>> BEGIN Available data

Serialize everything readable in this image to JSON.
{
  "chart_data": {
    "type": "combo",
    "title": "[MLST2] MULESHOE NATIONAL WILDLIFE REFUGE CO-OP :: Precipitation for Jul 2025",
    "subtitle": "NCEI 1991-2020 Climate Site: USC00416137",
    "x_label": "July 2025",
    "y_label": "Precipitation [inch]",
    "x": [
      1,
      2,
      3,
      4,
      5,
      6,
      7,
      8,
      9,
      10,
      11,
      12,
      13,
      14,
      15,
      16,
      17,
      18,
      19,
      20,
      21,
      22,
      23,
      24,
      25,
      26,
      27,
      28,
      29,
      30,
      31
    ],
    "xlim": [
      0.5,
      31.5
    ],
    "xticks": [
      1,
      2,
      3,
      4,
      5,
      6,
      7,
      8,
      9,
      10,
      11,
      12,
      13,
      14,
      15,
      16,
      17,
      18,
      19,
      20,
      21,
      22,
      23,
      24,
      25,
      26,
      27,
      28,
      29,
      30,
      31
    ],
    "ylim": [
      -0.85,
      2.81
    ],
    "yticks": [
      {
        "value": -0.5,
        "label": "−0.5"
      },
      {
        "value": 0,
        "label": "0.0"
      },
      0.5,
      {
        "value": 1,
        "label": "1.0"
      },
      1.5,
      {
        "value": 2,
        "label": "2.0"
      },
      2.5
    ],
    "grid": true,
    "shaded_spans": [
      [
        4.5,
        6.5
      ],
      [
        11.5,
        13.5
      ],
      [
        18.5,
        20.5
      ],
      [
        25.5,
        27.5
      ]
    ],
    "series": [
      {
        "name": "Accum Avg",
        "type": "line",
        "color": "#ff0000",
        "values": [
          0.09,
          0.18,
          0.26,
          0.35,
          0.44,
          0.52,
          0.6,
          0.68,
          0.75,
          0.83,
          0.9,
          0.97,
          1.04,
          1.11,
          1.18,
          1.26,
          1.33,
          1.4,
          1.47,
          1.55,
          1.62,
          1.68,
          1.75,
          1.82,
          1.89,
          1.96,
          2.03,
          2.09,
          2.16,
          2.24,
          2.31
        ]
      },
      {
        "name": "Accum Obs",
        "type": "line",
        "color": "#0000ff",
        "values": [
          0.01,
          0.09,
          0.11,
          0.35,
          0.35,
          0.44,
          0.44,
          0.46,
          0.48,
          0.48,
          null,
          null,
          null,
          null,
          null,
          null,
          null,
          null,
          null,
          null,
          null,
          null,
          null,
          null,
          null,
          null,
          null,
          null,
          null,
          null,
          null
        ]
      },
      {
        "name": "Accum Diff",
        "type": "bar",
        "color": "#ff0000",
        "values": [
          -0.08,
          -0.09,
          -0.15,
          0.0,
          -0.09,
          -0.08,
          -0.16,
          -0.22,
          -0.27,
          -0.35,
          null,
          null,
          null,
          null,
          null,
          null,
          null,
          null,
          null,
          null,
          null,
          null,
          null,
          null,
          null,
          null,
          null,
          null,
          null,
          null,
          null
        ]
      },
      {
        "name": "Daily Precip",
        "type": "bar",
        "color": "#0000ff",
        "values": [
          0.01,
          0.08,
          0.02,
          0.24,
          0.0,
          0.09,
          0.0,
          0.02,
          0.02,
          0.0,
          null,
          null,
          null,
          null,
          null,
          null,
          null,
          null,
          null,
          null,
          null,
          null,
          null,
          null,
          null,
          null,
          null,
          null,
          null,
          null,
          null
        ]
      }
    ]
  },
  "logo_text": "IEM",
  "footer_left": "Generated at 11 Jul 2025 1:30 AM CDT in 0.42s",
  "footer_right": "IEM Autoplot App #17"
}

>> END Available data

▸ **To be done**
In this exercise, repeat all entries exactly.

▸ **Correct answer**
Serialize everything readable in this image to JSON.
{
  "chart_data": {
    "type": "combo",
    "title": "[MLST2] MULESHOE NATIONAL WILDLIFE REFUGE CO-OP :: Precipitation for Jul 2025",
    "subtitle": "NCEI 1991-2020 Climate Site: USC00416137",
    "x_label": "July 2025",
    "y_label": "Precipitation [inch]",
    "x": [
      1,
      2,
      3,
      4,
      5,
      6,
      7,
      8,
      9,
      10,
      11,
      12,
      13,
      14,
      15,
      16,
      17,
      18,
      19,
      20,
      21,
      22,
      23,
      24,
      25,
      26,
      27,
      28,
      29,
      30,
      31
    ],
    "xlim": [
      0.5,
      31.5
    ],
    "xticks": [
      1,
      2,
      3,
      4,
      5,
      6,
      7,
      8,
      9,
      10,
      11,
      12,
      13,
      14,
      15,
      16,
      17,
      18,
      19,
      20,
      21,
      22,
      23,
      24,
      25,
      26,
      27,
      28,
      29,
      30,
      31
    ],
    "ylim": [
      -0.85,
      2.81
    ],
    "yticks": [
      {
        "value": -0.5,
        "label": "−0.5"
      },
      {
        "value": 0,
        "label": "0.0"
      },
      0.5,
      {
        "value": 1,
        "label": "1.0"
      },
      1.5,
      {
        "value": 2,
        "label": "2.0"
      },
      2.5
    ],
    "grid": true,
    "shaded_spans": [
      [
        4.5,
        6.5
      ],
      [
        11.5,
        13.5
      ],
      [
        18.5,
        20.5
      ],
      [
        25.5,
        27.5
      ]
    ],
    "series": [
      {
        "name": "Accum Avg",
        "type": "line",
        "color": "#ff0000",
        "values": [
          0.09,
          0.18,
          0.26,
          0.35,
          0.44,
          0.52,
          0.6,
          0.68,
          0.75,
          0.83,
          0.9,
          0.97,
          1.04,
          1.11,
          1.18,
          1.26,
          1.33,
          1.4,
          1.47,
          1.55,
          1.62,
          1.68,
          1.75,
          1.82,
          1.89,
          1.96,
          2.03,
          2.09,
          2.16,
          2.24,
          2.31
        ]
      },
      {
        "name": "Accum Obs",
        "type": "line",
        "color": "#0000ff",
        "values": [
          0.01,
          0.09,
          0.11,
          0.35,
          0.35,
          0.44,
          0.44,
          0.46,
          0.48,
          0.48,
          null,
          null,
          null,
          null,
          null,
          null,
          null,
          null,
          null,
          null,
          null,
          null,
          null,
          null,
          null,
          null,
          null,
          null,
          null,
          null,
          null
        ]
      },
      {
        "name": "Accum Diff",
        "type": "bar",
        "color": "#ff0000",
        "values": [
          -0.08,
          -0.09,
          -0.15,
          0.0,
          -0.09,
          -0.08,
          -0.16,
          -0.22,
          -0.27,
          -0.35,
          null,
          null,
          null,
          null,
          null,
          null,
          null,
          null,
          null,
          null,
          null,
          null,
          null,
          null,
          null,
          null,
          null,
          null,
          null,
          null,
          null
        ]
      },
      {
        "name": "Daily Precip",
        "type": "bar",
        "color": "#0000ff",
        "values": [
          0.01,
          0.08,
          0.02,
          0.24,
          0.0,
          0.09,
          0.0,
          0.02,
          0.02,
          0.0,
          null,
          null,
          null,
          null,
          null,
          null,
          null,
          null,
          null,
          null,
          null,
          null,
          null,
          null,
          null,
          null,
          null,
          null,
          null,
          null,
          null
        ]
      }
    ]
  },
  "logo_text": "IEM",
  "footer_left": "Generated at 11 Jul 2025 1:30 AM CDT in 0.42s",
  "footer_right": "IEM Autoplot App #17"
}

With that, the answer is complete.